___ Supplied data ___
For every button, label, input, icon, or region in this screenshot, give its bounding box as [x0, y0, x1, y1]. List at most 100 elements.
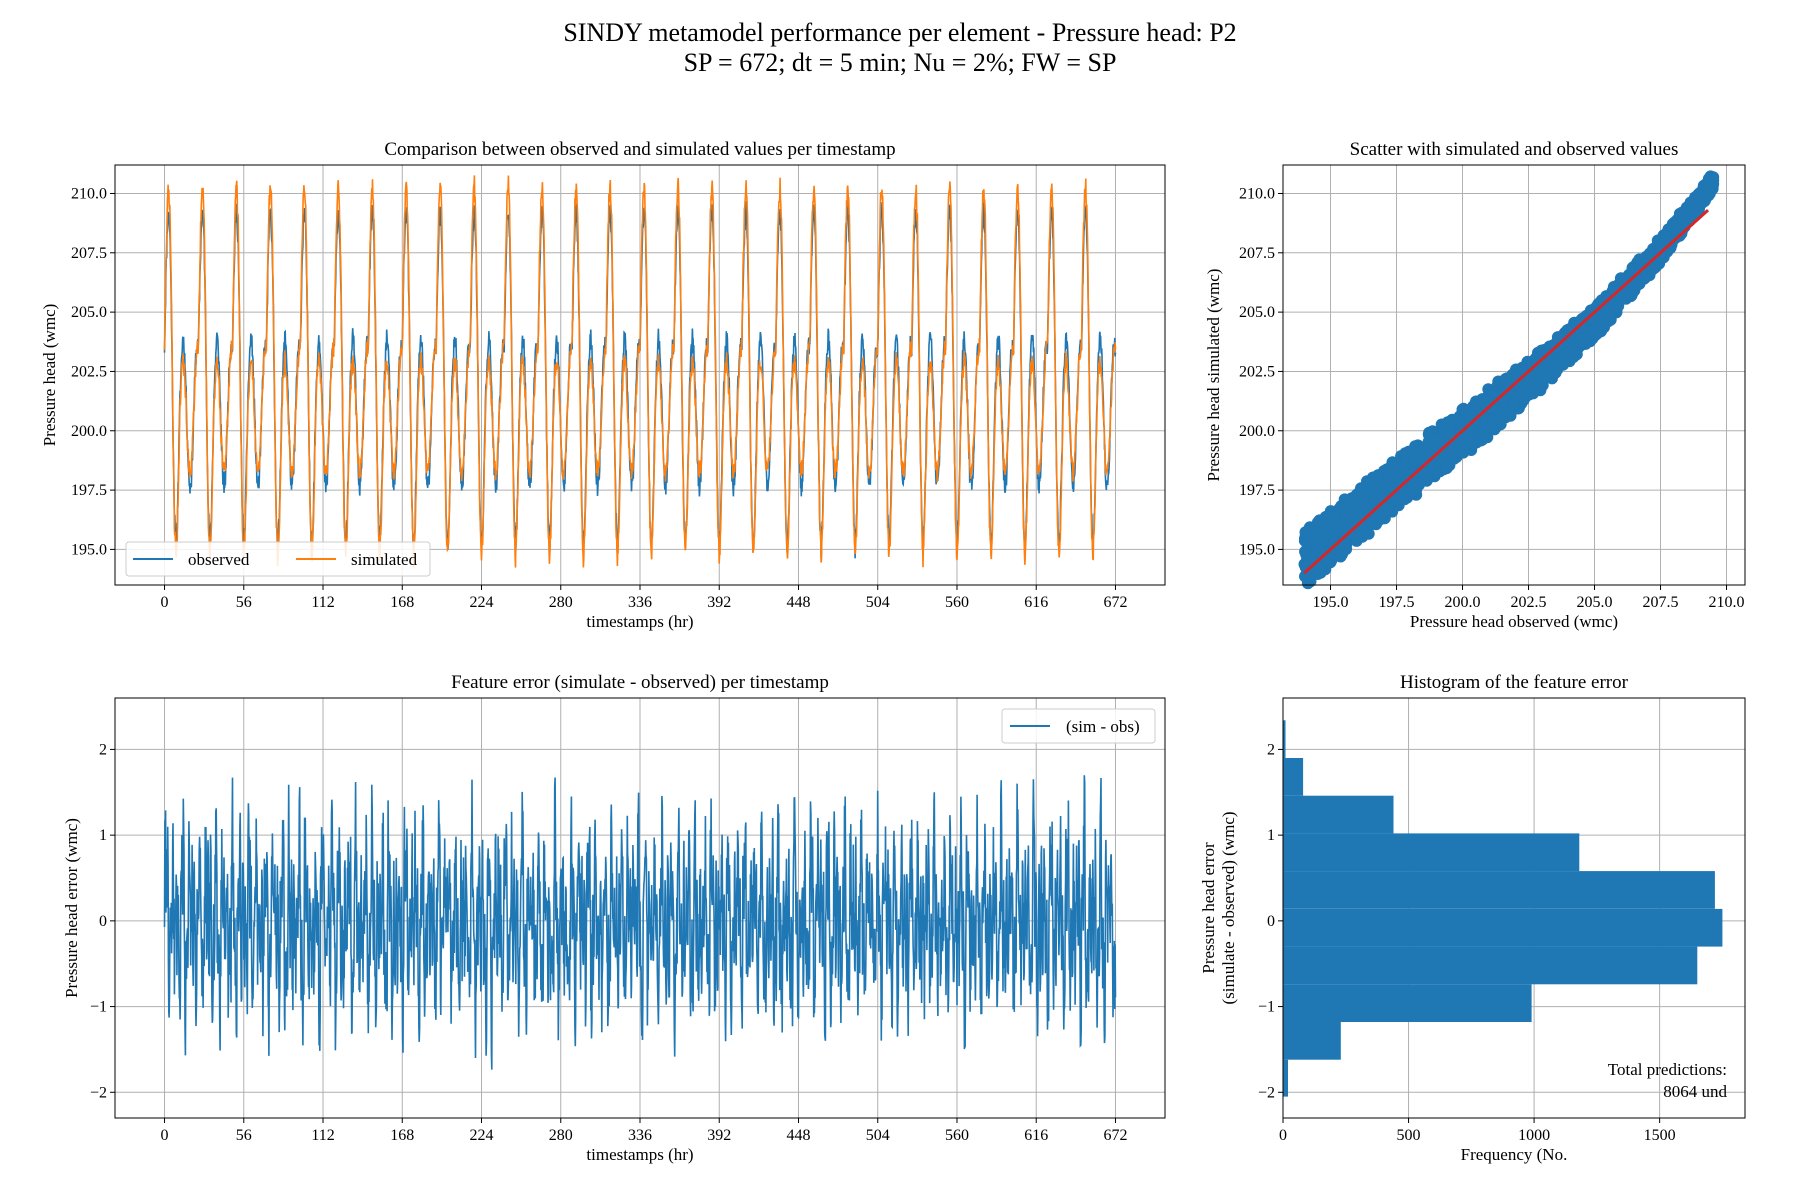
scatter-point [1507, 398, 1520, 411]
scatter-point [1576, 319, 1589, 332]
scatter-point [1703, 187, 1716, 200]
scatter-point [1459, 438, 1472, 451]
scatter-point [1565, 344, 1578, 357]
x-tick-label: 336 [628, 1127, 652, 1144]
x-tick-label: 224 [470, 1127, 494, 1144]
x-tick-label: 1000 [1518, 1127, 1550, 1144]
histogram-bar [1283, 908, 1723, 947]
y-tick-label: 1 [99, 827, 107, 844]
x-tick-label: 504 [866, 1127, 890, 1144]
y-axis-label-line-2: (simulate - observed) (wmc) [1219, 811, 1238, 1004]
histogram-bar [1283, 984, 1532, 1022]
scatter-point [1633, 253, 1646, 266]
error-series-line [163, 775, 1117, 1070]
y-tick-label: 202.5 [1239, 363, 1275, 380]
x-axis-label: Frequency (No. [1461, 1145, 1568, 1164]
scatter-point [1371, 469, 1384, 482]
y-axis-label: Pressure head simulated (wmc) [1204, 269, 1223, 482]
x-tick-label: 280 [549, 594, 573, 611]
x-tick-label: 0 [161, 1127, 169, 1144]
legend-label-observed: observed [188, 550, 250, 569]
scatter-point [1299, 526, 1312, 539]
scatter-point [1677, 213, 1690, 226]
x-tick-label: 560 [945, 1127, 969, 1144]
y-axis-label-line-1: Pressure head error [1199, 842, 1218, 974]
x-tick-label: 336 [628, 594, 652, 611]
y-tick-label: 195.0 [71, 541, 107, 558]
scatter-point [1518, 386, 1531, 399]
histogram-bar [1283, 720, 1286, 758]
scatter-point [1541, 365, 1554, 378]
x-axis-label: timestamps (hr) [586, 612, 693, 631]
histogram-panel: 0 500 1000 1500 −2 −1 0 1 2 Histogram of the feat… [1199, 672, 1746, 1164]
x-tick-label: 448 [786, 1127, 810, 1144]
scatter-point [1319, 528, 1332, 541]
histogram-bar [1283, 795, 1394, 834]
scatter-point [1366, 517, 1379, 530]
y-tick-label: 205.0 [71, 304, 107, 321]
y-tick-label: 200.0 [71, 423, 107, 440]
y-tick-label: 207.5 [1239, 245, 1275, 262]
annotation-total-line-1: Total predictions: [1608, 1060, 1727, 1079]
x-tick-label: 207.5 [1643, 594, 1679, 611]
x-tick-label: 616 [1024, 594, 1048, 611]
axes-frame [1282, 697, 1746, 1119]
scatter-point [1479, 394, 1492, 407]
y-tick-label: 2 [99, 741, 107, 758]
x-tick-label: 1500 [1644, 1127, 1676, 1144]
scatter-point [1551, 331, 1564, 344]
legend-box [1001, 708, 1156, 744]
legend: observed simulated [125, 541, 431, 577]
y-tick-label: −2 [90, 1084, 107, 1101]
histogram-bar [1283, 871, 1715, 909]
figure-title: SINDY metamodel performance per element … [0, 18, 1800, 78]
x-tick-label: 205.0 [1577, 594, 1613, 611]
x-tick-label: 0 [1279, 1127, 1287, 1144]
x-tick-label: 280 [549, 1127, 573, 1144]
scatter-point [1385, 475, 1398, 488]
y-axis-label: Pressure head error (simulate - observed)… [1199, 811, 1238, 1004]
y-tick-label: 210.0 [71, 185, 107, 202]
scatter-point [1493, 412, 1506, 425]
y-tick-label: 205.0 [1239, 304, 1275, 321]
axes-title: Histogram of the feature error [1400, 672, 1629, 693]
y-tick-label: −1 [1258, 999, 1275, 1016]
scatter-point [1436, 452, 1449, 464]
scatter-point [1429, 434, 1442, 447]
figure-title-line-1: SINDY metamodel performance per element … [563, 18, 1237, 47]
x-tick-label: 197.5 [1379, 594, 1415, 611]
y-tick-label: 0 [99, 913, 107, 930]
y-axis-label: Pressure head (wmc) [40, 304, 59, 447]
y-tick-label: 200.0 [1239, 423, 1275, 440]
x-axis-label: timestamps (hr) [586, 1145, 693, 1164]
scatter-point [1339, 513, 1352, 526]
y-tick-label: 1 [1267, 827, 1275, 844]
axes-title: Scatter with simulated and observed valu… [1350, 139, 1679, 160]
x-axis-label: Pressure head observed (wmc) [1410, 612, 1618, 631]
scatter-point [1409, 482, 1422, 495]
scatter-point [1470, 414, 1483, 427]
series-line-simulated [163, 175, 1117, 569]
scatter-point [1601, 305, 1614, 318]
scatter-point [1313, 514, 1326, 527]
scatter-point [1408, 454, 1421, 467]
x-tick-label: 56 [236, 594, 252, 611]
x-tick-label: 672 [1103, 594, 1127, 611]
timeseries-panel: 0 56 112 168 224 280 336 392 448 504 560 616 672 195.… [40, 139, 1166, 631]
y-tick-label: −2 [1258, 1084, 1275, 1101]
y-tick-label: 2 [1267, 741, 1275, 758]
x-tick-label: 202.5 [1511, 594, 1547, 611]
scatter-points [1298, 170, 1720, 590]
scatter-point [1525, 372, 1538, 385]
legend-label-simulated: simulated [351, 550, 418, 569]
x-tick-label: 500 [1397, 1127, 1421, 1144]
x-tick-label: 168 [390, 1127, 414, 1144]
x-tick-label: 448 [786, 594, 810, 611]
scatter-point [1315, 560, 1328, 573]
scatter-point [1384, 461, 1397, 474]
figure-title-line-2: SP = 672; dt = 5 min; Nu = 2%; FW = SP [683, 48, 1117, 77]
scatter-point [1576, 336, 1589, 348]
scatter-point [1686, 200, 1699, 213]
y-tick-label: 195.0 [1239, 541, 1275, 558]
___
Reproduce every line of the items above, changing each "x-tick-label" to "x-axis-tick-label" and leaving everything else unchanged. Omit the pictures.

For every button, label, input, icon, or region in this screenshot, give its bounding box as [x0, y0, x1, y1]. List at most 100 elements.
scatter-point [1507, 398, 1520, 411]
scatter-point [1576, 319, 1589, 332]
scatter-point [1703, 187, 1716, 200]
scatter-point [1459, 438, 1472, 451]
scatter-point [1565, 344, 1578, 357]
x-axis-tick-label: 336 [628, 1127, 652, 1144]
x-axis-tick-label: 224 [470, 1127, 494, 1144]
x-axis-tick-label: 1000 [1518, 1127, 1550, 1144]
histogram-bar [1283, 908, 1723, 947]
y-tick-label: 1 [99, 827, 107, 844]
x-axis-tick-label: 504 [866, 1127, 890, 1144]
y-axis-label-line-2: (simulate - observed) (wmc) [1219, 811, 1238, 1004]
histogram-bar [1283, 984, 1532, 1022]
scatter-point [1633, 253, 1646, 266]
error-series-line [163, 775, 1117, 1070]
y-tick-label: 202.5 [1239, 363, 1275, 380]
x-axis-label: Frequency (No. [1461, 1145, 1568, 1164]
scatter-point [1371, 469, 1384, 482]
y-axis-label: Pressure head simulated (wmc) [1204, 269, 1223, 482]
x-axis-tick-label: 280 [549, 594, 573, 611]
x-axis-tick-label: 0 [161, 1127, 169, 1144]
legend-label-observed: observed [188, 550, 250, 569]
scatter-point [1299, 526, 1312, 539]
scatter-point [1677, 213, 1690, 226]
x-axis-tick-label: 560 [945, 1127, 969, 1144]
y-axis-label-line-1: Pressure head error [1199, 842, 1218, 974]
x-axis-tick-label: 336 [628, 594, 652, 611]
y-tick-label: 195.0 [71, 541, 107, 558]
scatter-point [1518, 386, 1531, 399]
histogram-bar [1283, 720, 1286, 758]
scatter-point [1541, 365, 1554, 378]
x-axis-label: timestamps (hr) [586, 612, 693, 631]
histogram-panel: 0 500 1000 1500 −2 −1 0 1 2 Histogram of the feat… [1199, 672, 1746, 1164]
x-axis-tick-label: 448 [786, 1127, 810, 1144]
scatter-point [1319, 528, 1332, 541]
histogram-bar [1283, 795, 1394, 834]
scatter-point [1366, 517, 1379, 530]
y-tick-label: 205.0 [71, 304, 107, 321]
y-tick-label: 200.0 [71, 423, 107, 440]
y-tick-label: 207.5 [1239, 245, 1275, 262]
annotation-total-line-1: Total predictions: [1608, 1060, 1727, 1079]
x-axis-tick-label: 207.5 [1643, 594, 1679, 611]
x-axis-tick-label: 616 [1024, 594, 1048, 611]
axes-frame [1282, 697, 1746, 1119]
scatter-point [1479, 394, 1492, 407]
y-tick-label: 2 [99, 741, 107, 758]
x-axis-tick-label: 1500 [1644, 1127, 1676, 1144]
scatter-point [1551, 331, 1564, 344]
legend-box [1001, 708, 1156, 744]
legend: observed simulated [125, 541, 431, 577]
y-tick-label: −2 [90, 1084, 107, 1101]
histogram-bar [1283, 871, 1715, 909]
figure-title: SINDY metamodel performance per element … [0, 18, 1800, 78]
x-axis-tick-label: 205.0 [1577, 594, 1613, 611]
x-axis-tick-label: 0 [1279, 1127, 1287, 1144]
x-axis-tick-label: 280 [549, 1127, 573, 1144]
scatter-point [1385, 475, 1398, 488]
y-axis-label: Pressure head error (simulate - observed)… [1199, 811, 1238, 1004]
y-tick-label: 210.0 [71, 185, 107, 202]
scatter-point [1493, 412, 1506, 425]
y-tick-label: 205.0 [1239, 304, 1275, 321]
axes-title: Histogram of the feature error [1400, 672, 1629, 693]
y-tick-label: −1 [1258, 999, 1275, 1016]
scatter-point [1436, 452, 1449, 464]
scatter-point [1429, 434, 1442, 447]
figure-title-line-1: SINDY metamodel performance per element … [563, 18, 1237, 47]
x-axis-tick-label: 197.5 [1379, 594, 1415, 611]
y-tick-label: 0 [99, 913, 107, 930]
y-axis-label: Pressure head (wmc) [40, 304, 59, 447]
y-tick-label: 200.0 [1239, 423, 1275, 440]
x-axis-label: timestamps (hr) [586, 1145, 693, 1164]
scatter-point [1339, 513, 1352, 526]
y-tick-label: 1 [1267, 827, 1275, 844]
axes-title: Scatter with simulated and observed valu… [1350, 139, 1679, 160]
x-axis-label: Pressure head observed (wmc) [1410, 612, 1618, 631]
scatter-point [1409, 482, 1422, 495]
scatter-point [1470, 414, 1483, 427]
series-line-simulated [163, 175, 1117, 569]
scatter-point [1601, 305, 1614, 318]
scatter-point [1313, 514, 1326, 527]
scatter-point [1408, 454, 1421, 467]
x-axis-tick-label: 56 [236, 594, 252, 611]
x-axis-tick-label: 672 [1103, 594, 1127, 611]
timeseries-panel: 0 56 112 168 224 280 336 392 448 504 560 616 672 195.… [40, 139, 1166, 631]
y-tick-label: −2 [1258, 1084, 1275, 1101]
y-tick-label: 2 [1267, 741, 1275, 758]
x-axis-tick-label: 202.5 [1511, 594, 1547, 611]
scatter-points [1298, 170, 1720, 590]
scatter-point [1525, 372, 1538, 385]
legend-label-simulated: simulated [351, 550, 418, 569]
x-axis-tick-label: 500 [1397, 1127, 1421, 1144]
x-axis-tick-label: 168 [390, 1127, 414, 1144]
x-axis-tick-label: 448 [786, 594, 810, 611]
scatter-point [1315, 560, 1328, 573]
scatter-point [1384, 461, 1397, 474]
figure-title-line-2: SP = 672; dt = 5 min; Nu = 2%; FW = SP [683, 48, 1117, 77]
scatter-point [1576, 336, 1589, 348]
scatter-point [1686, 200, 1699, 213]
y-tick-label: 195.0 [1239, 541, 1275, 558]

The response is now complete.